Records from a collection
* START *

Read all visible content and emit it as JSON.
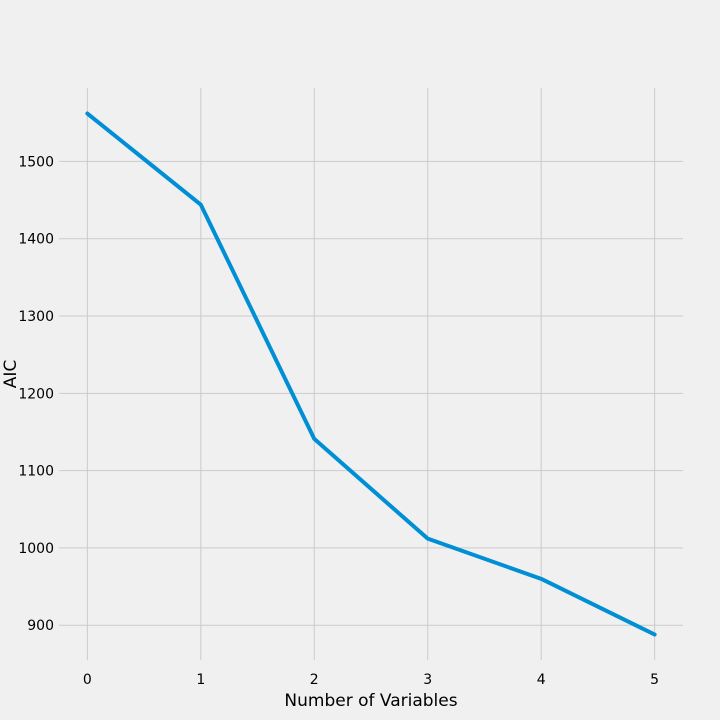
{
  "chart_data": {
    "type": "line",
    "title": "",
    "xlabel": "Number of Variables",
    "ylabel": "AIC",
    "x": [
      0,
      1,
      2,
      3,
      4,
      5
    ],
    "series": [
      {
        "values": [
          1562,
          1444,
          1141,
          1012,
          960,
          888
        ],
        "color": "#008fd5"
      }
    ],
    "xlim": [
      -0.25,
      5.25
    ],
    "ylim": [
      855,
      1595
    ],
    "xticks": [
      0,
      1,
      2,
      3,
      4,
      5
    ],
    "yticks": [
      900,
      1000,
      1100,
      1200,
      1300,
      1400,
      1500
    ],
    "grid": true,
    "legend": "none",
    "background": "#f0f0f0"
  }
}
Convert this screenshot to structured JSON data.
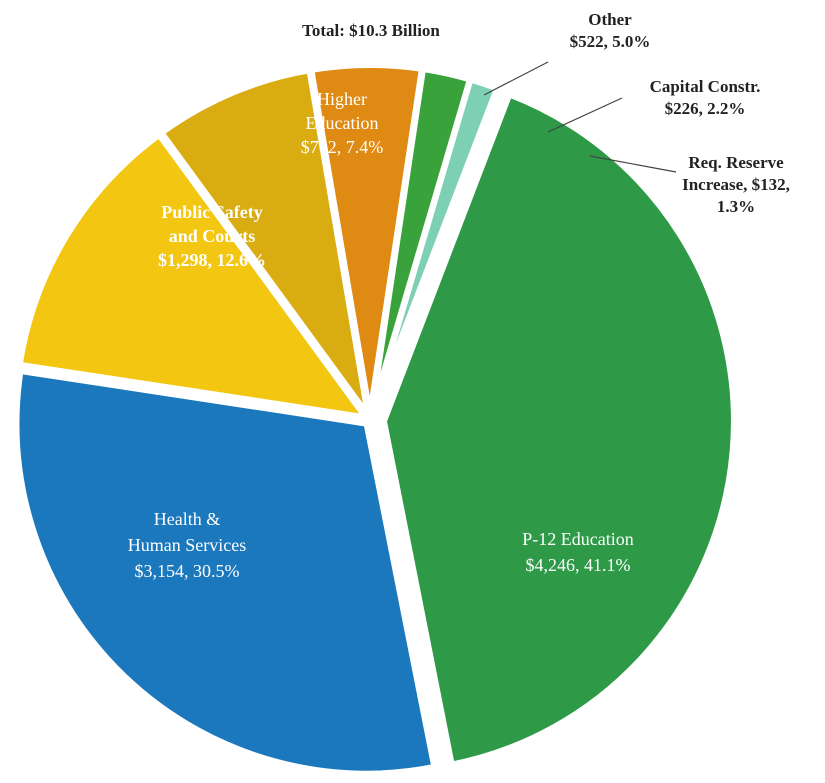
{
  "chart_data": {
    "type": "pie",
    "title": "Total:  $10.3 Billion",
    "slices": [
      {
        "key": "p12",
        "value": 4246,
        "percent": 41.1,
        "color": "#2e9a48",
        "label_lines": [
          "P-12 Education",
          "$4,246,  41.1%"
        ]
      },
      {
        "key": "health",
        "value": 3154,
        "percent": 30.5,
        "color": "#1c78bd",
        "label_lines": [
          "Health &",
          "Human Services",
          "$3,154, 30.5%"
        ]
      },
      {
        "key": "safety",
        "value": 1298,
        "percent": 12.6,
        "color": "#f2c611",
        "label_lines": [
          "Public Safety",
          "and Courts",
          "$1,298, 12.6%"
        ]
      },
      {
        "key": "higher",
        "value": 762,
        "percent": 7.4,
        "color": "#d9ad12",
        "label_lines": [
          "Higher",
          "Education",
          "$762, 7.4%"
        ]
      },
      {
        "key": "other",
        "value": 522,
        "percent": 5.0,
        "color": "#df8a12",
        "label_lines": [
          "Other",
          "$522, 5.0%"
        ]
      },
      {
        "key": "capital",
        "value": 226,
        "percent": 2.2,
        "color": "#3aa23a",
        "label_lines": [
          "Capital Constr.",
          "$226, 2.2%"
        ]
      },
      {
        "key": "reserve",
        "value": 132,
        "percent": 1.3,
        "color": "#7dd0b4",
        "label_lines": [
          "Req. Reserve",
          "Increase, $132,",
          "1.3%"
        ]
      }
    ]
  }
}
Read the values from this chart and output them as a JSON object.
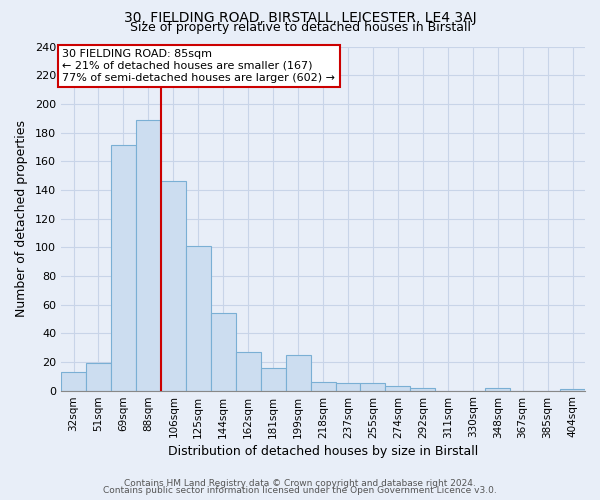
{
  "title_line1": "30, FIELDING ROAD, BIRSTALL, LEICESTER, LE4 3AJ",
  "title_line2": "Size of property relative to detached houses in Birstall",
  "xlabel": "Distribution of detached houses by size in Birstall",
  "ylabel": "Number of detached properties",
  "bar_labels": [
    "32sqm",
    "51sqm",
    "69sqm",
    "88sqm",
    "106sqm",
    "125sqm",
    "144sqm",
    "162sqm",
    "181sqm",
    "199sqm",
    "218sqm",
    "237sqm",
    "255sqm",
    "274sqm",
    "292sqm",
    "311sqm",
    "330sqm",
    "348sqm",
    "367sqm",
    "385sqm",
    "404sqm"
  ],
  "bar_heights": [
    13,
    19,
    171,
    189,
    146,
    101,
    54,
    27,
    16,
    25,
    6,
    5,
    5,
    3,
    2,
    0,
    0,
    2,
    0,
    0,
    1
  ],
  "bar_color": "#ccddf0",
  "bar_edge_color": "#7aafd4",
  "vline_color": "#cc0000",
  "annotation_title": "30 FIELDING ROAD: 85sqm",
  "annotation_line1": "← 21% of detached houses are smaller (167)",
  "annotation_line2": "77% of semi-detached houses are larger (602) →",
  "annotation_box_color": "#ffffff",
  "annotation_box_edge_color": "#cc0000",
  "ylim": [
    0,
    240
  ],
  "yticks": [
    0,
    20,
    40,
    60,
    80,
    100,
    120,
    140,
    160,
    180,
    200,
    220,
    240
  ],
  "footer_line1": "Contains HM Land Registry data © Crown copyright and database right 2024.",
  "footer_line2": "Contains public sector information licensed under the Open Government Licence v3.0.",
  "bg_color": "#e8eef8",
  "plot_bg_color": "#e8eef8",
  "grid_color": "#c8d4e8"
}
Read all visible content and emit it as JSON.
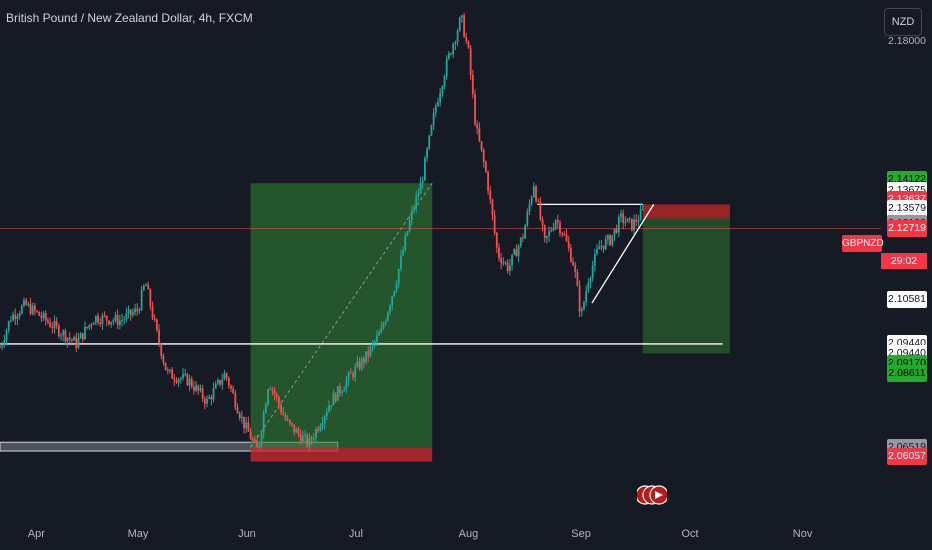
{
  "header": {
    "title": "British Pound / New Zealand Dollar, 4h, FXCM",
    "currency": "NZD",
    "symbol_tag": "GBPNZD",
    "countdown": "29:02"
  },
  "colors": {
    "background": "#161a25",
    "up": "#26a69a",
    "down": "#ef5350",
    "profit_zone": "#2e7d32",
    "loss_zone": "#c62828",
    "green_label": "#22ab2c",
    "red_label": "#f23645",
    "white_label": "#ffffff",
    "gray_label": "#9598a1"
  },
  "chart_data": {
    "type": "candlestick",
    "title": "British Pound / New Zealand Dollar, 4h, FXCM",
    "y_axis": {
      "unit": "NZD",
      "range": [
        2.045,
        2.192
      ],
      "tick_labels": [
        "2.18000"
      ]
    },
    "x_axis": {
      "tick_labels": [
        "Apr",
        "May",
        "Jun",
        "Jul",
        "Aug",
        "Sep",
        "Oct",
        "Nov"
      ]
    },
    "grid": false,
    "last_price": 2.12719,
    "price_trace": [
      {
        "date": "Mar 25",
        "price": 2.0935
      },
      {
        "date": "Mar 28",
        "price": 2.102
      },
      {
        "date": "Apr 01",
        "price": 2.1055
      },
      {
        "date": "Apr 08",
        "price": 2.1
      },
      {
        "date": "Apr 15",
        "price": 2.0945
      },
      {
        "date": "Apr 20",
        "price": 2.102
      },
      {
        "date": "Apr 27",
        "price": 2.101
      },
      {
        "date": "May 02",
        "price": 2.104
      },
      {
        "date": "May 04",
        "price": 2.112
      },
      {
        "date": "May 07",
        "price": 2.098
      },
      {
        "date": "May 10",
        "price": 2.086
      },
      {
        "date": "May 16",
        "price": 2.084
      },
      {
        "date": "May 21",
        "price": 2.078
      },
      {
        "date": "May 26",
        "price": 2.086
      },
      {
        "date": "May 31",
        "price": 2.072
      },
      {
        "date": "Jun 04",
        "price": 2.064
      },
      {
        "date": "Jun 07",
        "price": 2.084
      },
      {
        "date": "Jun 12",
        "price": 2.072
      },
      {
        "date": "Jun 18",
        "price": 2.066
      },
      {
        "date": "Jun 24",
        "price": 2.078
      },
      {
        "date": "Jun 30",
        "price": 2.086
      },
      {
        "date": "Jul 04",
        "price": 2.091
      },
      {
        "date": "Jul 08",
        "price": 2.098
      },
      {
        "date": "Jul 12",
        "price": 2.112
      },
      {
        "date": "Jul 16",
        "price": 2.13
      },
      {
        "date": "Jul 19",
        "price": 2.14
      },
      {
        "date": "Jul 23",
        "price": 2.162
      },
      {
        "date": "Jul 26",
        "price": 2.174
      },
      {
        "date": "Jul 30",
        "price": 2.187
      },
      {
        "date": "Aug 01",
        "price": 2.177
      },
      {
        "date": "Aug 03",
        "price": 2.156
      },
      {
        "date": "Aug 06",
        "price": 2.142
      },
      {
        "date": "Aug 09",
        "price": 2.12
      },
      {
        "date": "Aug 12",
        "price": 2.116
      },
      {
        "date": "Aug 16",
        "price": 2.125
      },
      {
        "date": "Aug 19",
        "price": 2.14
      },
      {
        "date": "Aug 22",
        "price": 2.123
      },
      {
        "date": "Aug 25",
        "price": 2.13
      },
      {
        "date": "Aug 27",
        "price": 2.126
      },
      {
        "date": "Aug 30",
        "price": 2.117
      },
      {
        "date": "Sep 01",
        "price": 2.102
      },
      {
        "date": "Sep 03",
        "price": 2.113
      },
      {
        "date": "Sep 06",
        "price": 2.122
      },
      {
        "date": "Sep 09",
        "price": 2.124
      },
      {
        "date": "Sep 12",
        "price": 2.13
      },
      {
        "date": "Sep 15",
        "price": 2.128
      },
      {
        "date": "Sep 18",
        "price": 2.1319
      }
    ],
    "annotations": {
      "long_position": {
        "start": "Jun 02",
        "end": "Jul 22",
        "entry": 2.0651,
        "target": 2.14,
        "stop": 2.061
      },
      "short_position": {
        "start": "Sep 18",
        "end": "Oct 12",
        "entry": 2.13,
        "stop": 2.134,
        "target": 2.0917,
        "entry_line": 2.1272
      },
      "horizontal_lines": [
        {
          "price": 2.0944,
          "from": "Mar 25",
          "to": "Oct 10"
        },
        {
          "price": 2.134,
          "from": "Aug 20",
          "to": "Sep 18"
        }
      ],
      "support_zone": {
        "from_price": 2.064,
        "to_price": 2.0665,
        "start": "Mar 25",
        "end": "Jun 26"
      },
      "trend_line": {
        "from_date": "Sep 04",
        "from_price": 2.106,
        "to_date": "Sep 21",
        "to_price": 2.134
      }
    },
    "price_labels": [
      {
        "text": "2.14122",
        "style": "green",
        "price": 2.1412
      },
      {
        "text": "2.13675",
        "style": "white",
        "price": 2.138
      },
      {
        "text": "2.13637",
        "style": "red",
        "price": 2.1355
      },
      {
        "text": "2.13579",
        "style": "white",
        "price": 2.1327
      },
      {
        "text": "2.13572",
        "style": "plain",
        "price": 2.1306
      },
      {
        "text": "2.13193",
        "style": "gray",
        "price": 2.1285
      },
      {
        "text": "2.12719",
        "style": "red",
        "price": 2.1272
      },
      {
        "text": "2.10581",
        "style": "white",
        "price": 2.1069
      },
      {
        "text": "2.09440",
        "style": "white",
        "price": 2.0944
      },
      {
        "text": "2.09440",
        "style": "white",
        "price": 2.0916
      },
      {
        "text": "2.09170",
        "style": "green",
        "price": 2.0888
      },
      {
        "text": "2.08611",
        "style": "green",
        "price": 2.0859
      },
      {
        "text": "2.06519",
        "style": "gray",
        "price": 2.0651
      },
      {
        "text": "2.06057",
        "style": "red",
        "price": 2.0624
      }
    ]
  }
}
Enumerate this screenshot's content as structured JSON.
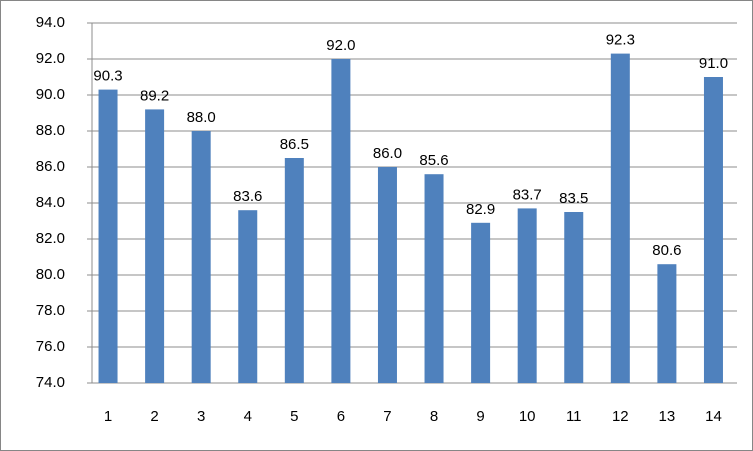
{
  "chart_data": {
    "type": "bar",
    "categories": [
      "1",
      "2",
      "3",
      "4",
      "5",
      "6",
      "7",
      "8",
      "9",
      "10",
      "11",
      "12",
      "13",
      "14"
    ],
    "values": [
      90.3,
      89.2,
      88.0,
      83.6,
      86.5,
      92.0,
      86.0,
      85.6,
      82.9,
      83.7,
      83.5,
      92.3,
      80.6,
      91.0
    ],
    "value_labels": [
      "90.3",
      "89.2",
      "88.0",
      "83.6",
      "86.5",
      "92.0",
      "86.0",
      "85.6",
      "82.9",
      "83.7",
      "83.5",
      "92.3",
      "80.6",
      "91.0"
    ],
    "color": "#4f81bd",
    "ylim": [
      74,
      94
    ],
    "yticks": [
      {
        "value": 74,
        "label": "74.0"
      },
      {
        "value": 76,
        "label": "76.0"
      },
      {
        "value": 78,
        "label": "78.0"
      },
      {
        "value": 80,
        "label": "80.0"
      },
      {
        "value": 82,
        "label": "82.0"
      },
      {
        "value": 84,
        "label": "84.0"
      },
      {
        "value": 86,
        "label": "86.0"
      },
      {
        "value": 88,
        "label": "88.0"
      },
      {
        "value": 90,
        "label": "90.0"
      },
      {
        "value": 92,
        "label": "92.0"
      },
      {
        "value": 94,
        "label": "94.0"
      }
    ],
    "grid": true
  }
}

* END *

Copy each line that contains the word "detached".

  "title_line2": "Size of property relative to detached houses in Birstall",
  "xlabel": "Distribution of detached houses by size in Birstall",
  "ylabel": "Number of detached properties",
  "annotation_line1": "← 21% of detached houses are smaller (167)",
  "annotation_line2": "77% of semi-detached houses are larger (602) →",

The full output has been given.